## GIVEN EXERCISE
Give the count of lines in the data that include "xlabel", with no other words.

## TASK DATA

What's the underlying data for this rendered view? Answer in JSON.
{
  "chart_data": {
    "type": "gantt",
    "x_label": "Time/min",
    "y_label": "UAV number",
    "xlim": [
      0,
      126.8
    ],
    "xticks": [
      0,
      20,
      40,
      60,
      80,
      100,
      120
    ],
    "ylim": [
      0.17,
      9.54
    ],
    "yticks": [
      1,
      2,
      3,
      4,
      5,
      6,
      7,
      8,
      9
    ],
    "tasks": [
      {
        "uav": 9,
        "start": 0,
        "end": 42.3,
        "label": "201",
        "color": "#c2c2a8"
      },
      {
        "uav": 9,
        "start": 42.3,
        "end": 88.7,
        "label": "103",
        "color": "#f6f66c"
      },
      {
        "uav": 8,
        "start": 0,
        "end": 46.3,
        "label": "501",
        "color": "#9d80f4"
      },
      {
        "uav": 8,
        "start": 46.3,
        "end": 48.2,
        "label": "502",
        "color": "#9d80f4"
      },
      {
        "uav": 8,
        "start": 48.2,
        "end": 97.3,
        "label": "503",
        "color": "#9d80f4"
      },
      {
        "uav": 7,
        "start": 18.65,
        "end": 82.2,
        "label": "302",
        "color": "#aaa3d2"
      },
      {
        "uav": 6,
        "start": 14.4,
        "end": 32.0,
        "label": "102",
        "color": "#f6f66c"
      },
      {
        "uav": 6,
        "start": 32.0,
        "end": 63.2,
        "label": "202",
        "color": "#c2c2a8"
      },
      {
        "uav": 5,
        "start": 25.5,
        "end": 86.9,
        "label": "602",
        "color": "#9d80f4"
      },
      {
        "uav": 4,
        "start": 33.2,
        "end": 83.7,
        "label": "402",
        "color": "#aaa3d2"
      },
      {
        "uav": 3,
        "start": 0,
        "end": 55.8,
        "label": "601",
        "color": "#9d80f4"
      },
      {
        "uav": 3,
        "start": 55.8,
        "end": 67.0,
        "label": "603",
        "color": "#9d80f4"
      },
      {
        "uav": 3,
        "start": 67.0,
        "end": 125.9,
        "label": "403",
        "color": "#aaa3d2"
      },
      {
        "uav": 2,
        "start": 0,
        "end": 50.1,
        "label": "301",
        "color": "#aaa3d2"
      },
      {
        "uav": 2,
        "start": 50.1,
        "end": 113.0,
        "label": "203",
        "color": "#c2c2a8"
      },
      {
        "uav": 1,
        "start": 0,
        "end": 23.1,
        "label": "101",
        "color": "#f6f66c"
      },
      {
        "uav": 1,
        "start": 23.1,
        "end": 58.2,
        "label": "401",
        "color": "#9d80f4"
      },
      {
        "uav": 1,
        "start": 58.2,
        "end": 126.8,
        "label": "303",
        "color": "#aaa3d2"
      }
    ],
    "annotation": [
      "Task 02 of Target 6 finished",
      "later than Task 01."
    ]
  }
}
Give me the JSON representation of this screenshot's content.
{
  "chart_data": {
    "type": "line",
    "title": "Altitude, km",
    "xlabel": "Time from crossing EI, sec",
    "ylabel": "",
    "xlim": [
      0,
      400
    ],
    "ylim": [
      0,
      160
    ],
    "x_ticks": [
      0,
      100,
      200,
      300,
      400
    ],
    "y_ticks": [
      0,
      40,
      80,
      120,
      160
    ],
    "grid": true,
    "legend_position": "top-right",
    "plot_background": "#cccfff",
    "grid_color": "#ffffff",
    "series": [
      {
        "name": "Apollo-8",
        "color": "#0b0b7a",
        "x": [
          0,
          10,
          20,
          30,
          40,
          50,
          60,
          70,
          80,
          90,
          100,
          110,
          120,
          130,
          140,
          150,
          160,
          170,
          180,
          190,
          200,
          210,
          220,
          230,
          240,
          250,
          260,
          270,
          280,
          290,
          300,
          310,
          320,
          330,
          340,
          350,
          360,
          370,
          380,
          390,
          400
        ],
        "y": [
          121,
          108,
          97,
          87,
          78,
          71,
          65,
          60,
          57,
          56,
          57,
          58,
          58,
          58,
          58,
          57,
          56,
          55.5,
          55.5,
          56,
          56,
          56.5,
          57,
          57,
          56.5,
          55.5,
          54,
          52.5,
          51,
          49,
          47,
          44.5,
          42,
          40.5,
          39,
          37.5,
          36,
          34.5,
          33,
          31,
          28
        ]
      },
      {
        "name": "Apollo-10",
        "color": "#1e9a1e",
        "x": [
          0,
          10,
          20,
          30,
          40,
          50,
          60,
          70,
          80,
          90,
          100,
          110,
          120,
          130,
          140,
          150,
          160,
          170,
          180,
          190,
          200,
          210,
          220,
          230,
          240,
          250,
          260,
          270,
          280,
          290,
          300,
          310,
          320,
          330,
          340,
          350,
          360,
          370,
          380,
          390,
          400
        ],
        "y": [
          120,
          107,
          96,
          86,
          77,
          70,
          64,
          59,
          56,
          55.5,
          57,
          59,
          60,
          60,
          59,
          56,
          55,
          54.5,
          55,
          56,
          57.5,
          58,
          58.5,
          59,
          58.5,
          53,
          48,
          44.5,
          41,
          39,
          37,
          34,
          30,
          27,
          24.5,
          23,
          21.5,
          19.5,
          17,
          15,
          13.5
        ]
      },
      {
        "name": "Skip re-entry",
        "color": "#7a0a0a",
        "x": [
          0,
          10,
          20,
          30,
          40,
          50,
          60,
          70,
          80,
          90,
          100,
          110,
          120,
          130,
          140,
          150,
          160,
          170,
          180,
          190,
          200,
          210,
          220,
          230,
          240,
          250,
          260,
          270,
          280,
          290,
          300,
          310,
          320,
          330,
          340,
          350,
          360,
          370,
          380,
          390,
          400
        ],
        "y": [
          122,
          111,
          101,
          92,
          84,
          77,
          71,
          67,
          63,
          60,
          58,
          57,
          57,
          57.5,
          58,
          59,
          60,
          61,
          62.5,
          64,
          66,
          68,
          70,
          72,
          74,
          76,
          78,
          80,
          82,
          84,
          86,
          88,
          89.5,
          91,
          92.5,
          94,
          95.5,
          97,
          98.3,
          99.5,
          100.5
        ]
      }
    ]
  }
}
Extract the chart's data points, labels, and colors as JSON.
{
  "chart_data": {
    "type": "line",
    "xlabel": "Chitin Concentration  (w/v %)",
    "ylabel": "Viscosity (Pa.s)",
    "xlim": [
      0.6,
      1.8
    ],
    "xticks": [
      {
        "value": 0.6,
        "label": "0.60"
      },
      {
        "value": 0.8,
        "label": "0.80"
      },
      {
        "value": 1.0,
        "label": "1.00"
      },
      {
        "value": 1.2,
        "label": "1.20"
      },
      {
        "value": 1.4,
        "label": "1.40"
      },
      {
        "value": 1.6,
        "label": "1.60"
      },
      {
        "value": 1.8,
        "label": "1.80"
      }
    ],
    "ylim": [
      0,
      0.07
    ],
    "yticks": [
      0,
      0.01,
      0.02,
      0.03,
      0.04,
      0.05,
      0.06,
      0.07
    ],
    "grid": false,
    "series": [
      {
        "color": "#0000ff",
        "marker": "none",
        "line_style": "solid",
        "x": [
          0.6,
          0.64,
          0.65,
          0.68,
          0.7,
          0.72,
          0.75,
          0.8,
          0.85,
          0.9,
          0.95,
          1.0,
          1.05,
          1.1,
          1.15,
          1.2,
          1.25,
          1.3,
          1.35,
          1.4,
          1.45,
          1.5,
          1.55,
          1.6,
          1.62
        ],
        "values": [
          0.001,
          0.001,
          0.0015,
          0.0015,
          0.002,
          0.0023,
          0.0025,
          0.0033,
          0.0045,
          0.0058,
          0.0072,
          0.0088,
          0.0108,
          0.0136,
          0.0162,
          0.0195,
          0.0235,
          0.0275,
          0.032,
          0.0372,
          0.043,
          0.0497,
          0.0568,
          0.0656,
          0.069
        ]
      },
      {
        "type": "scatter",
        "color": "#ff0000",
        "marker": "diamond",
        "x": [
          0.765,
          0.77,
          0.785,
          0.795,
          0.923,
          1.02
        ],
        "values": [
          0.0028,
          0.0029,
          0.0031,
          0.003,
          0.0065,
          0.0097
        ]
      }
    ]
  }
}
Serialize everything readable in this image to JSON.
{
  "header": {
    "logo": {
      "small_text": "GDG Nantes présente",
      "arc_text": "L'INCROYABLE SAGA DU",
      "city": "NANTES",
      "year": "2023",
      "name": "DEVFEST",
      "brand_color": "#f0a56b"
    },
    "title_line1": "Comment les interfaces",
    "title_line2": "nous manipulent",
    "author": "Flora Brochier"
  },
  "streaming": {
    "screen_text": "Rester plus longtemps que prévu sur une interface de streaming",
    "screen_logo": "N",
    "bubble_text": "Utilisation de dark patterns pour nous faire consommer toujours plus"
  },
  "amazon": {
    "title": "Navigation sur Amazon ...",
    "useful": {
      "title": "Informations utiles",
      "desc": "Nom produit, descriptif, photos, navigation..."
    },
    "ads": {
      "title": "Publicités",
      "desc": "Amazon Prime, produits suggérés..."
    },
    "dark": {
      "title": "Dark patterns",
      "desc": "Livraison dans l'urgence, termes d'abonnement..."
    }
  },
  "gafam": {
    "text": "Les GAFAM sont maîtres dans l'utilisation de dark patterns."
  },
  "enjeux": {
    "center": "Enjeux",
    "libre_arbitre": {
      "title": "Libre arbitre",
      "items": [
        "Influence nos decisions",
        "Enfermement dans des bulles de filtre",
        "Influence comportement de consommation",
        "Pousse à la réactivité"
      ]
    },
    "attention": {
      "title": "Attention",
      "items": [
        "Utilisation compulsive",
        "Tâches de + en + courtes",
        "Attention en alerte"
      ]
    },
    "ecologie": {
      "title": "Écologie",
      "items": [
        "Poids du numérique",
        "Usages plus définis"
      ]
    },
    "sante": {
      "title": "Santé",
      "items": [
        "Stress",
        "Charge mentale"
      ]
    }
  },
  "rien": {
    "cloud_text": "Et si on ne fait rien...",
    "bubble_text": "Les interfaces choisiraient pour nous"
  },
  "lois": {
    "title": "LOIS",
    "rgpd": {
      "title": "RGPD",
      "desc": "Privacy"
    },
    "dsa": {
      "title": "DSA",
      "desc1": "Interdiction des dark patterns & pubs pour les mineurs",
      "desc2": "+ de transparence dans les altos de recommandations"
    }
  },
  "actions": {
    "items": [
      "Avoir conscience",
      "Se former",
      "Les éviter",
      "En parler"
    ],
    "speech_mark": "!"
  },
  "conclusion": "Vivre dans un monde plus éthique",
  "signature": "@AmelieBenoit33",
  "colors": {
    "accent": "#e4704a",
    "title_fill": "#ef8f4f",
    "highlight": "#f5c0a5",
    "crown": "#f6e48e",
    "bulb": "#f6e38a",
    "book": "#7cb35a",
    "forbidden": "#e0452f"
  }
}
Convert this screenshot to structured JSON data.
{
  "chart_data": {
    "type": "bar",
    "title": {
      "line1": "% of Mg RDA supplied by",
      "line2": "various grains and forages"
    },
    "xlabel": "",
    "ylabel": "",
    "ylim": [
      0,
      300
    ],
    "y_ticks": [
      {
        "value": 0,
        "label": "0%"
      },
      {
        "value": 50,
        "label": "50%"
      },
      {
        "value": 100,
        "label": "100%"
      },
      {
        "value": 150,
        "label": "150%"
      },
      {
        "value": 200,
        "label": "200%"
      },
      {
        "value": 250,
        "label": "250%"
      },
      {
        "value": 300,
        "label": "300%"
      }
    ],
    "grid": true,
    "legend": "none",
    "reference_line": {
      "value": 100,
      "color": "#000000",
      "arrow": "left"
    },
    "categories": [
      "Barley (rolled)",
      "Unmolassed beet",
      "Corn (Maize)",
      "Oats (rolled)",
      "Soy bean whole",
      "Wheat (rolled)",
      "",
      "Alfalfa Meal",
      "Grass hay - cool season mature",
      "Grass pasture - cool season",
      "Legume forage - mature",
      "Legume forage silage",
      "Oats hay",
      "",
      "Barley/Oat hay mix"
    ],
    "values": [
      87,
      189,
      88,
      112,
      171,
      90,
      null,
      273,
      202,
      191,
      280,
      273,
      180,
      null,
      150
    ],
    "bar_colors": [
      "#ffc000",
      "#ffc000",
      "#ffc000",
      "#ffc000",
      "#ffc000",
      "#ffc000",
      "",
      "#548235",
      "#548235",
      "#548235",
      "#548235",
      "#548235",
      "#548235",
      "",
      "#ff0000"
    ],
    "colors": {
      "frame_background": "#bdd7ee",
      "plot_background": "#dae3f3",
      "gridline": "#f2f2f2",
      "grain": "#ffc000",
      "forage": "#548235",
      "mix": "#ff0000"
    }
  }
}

## SOLUTION TO THIS EXERCISE
3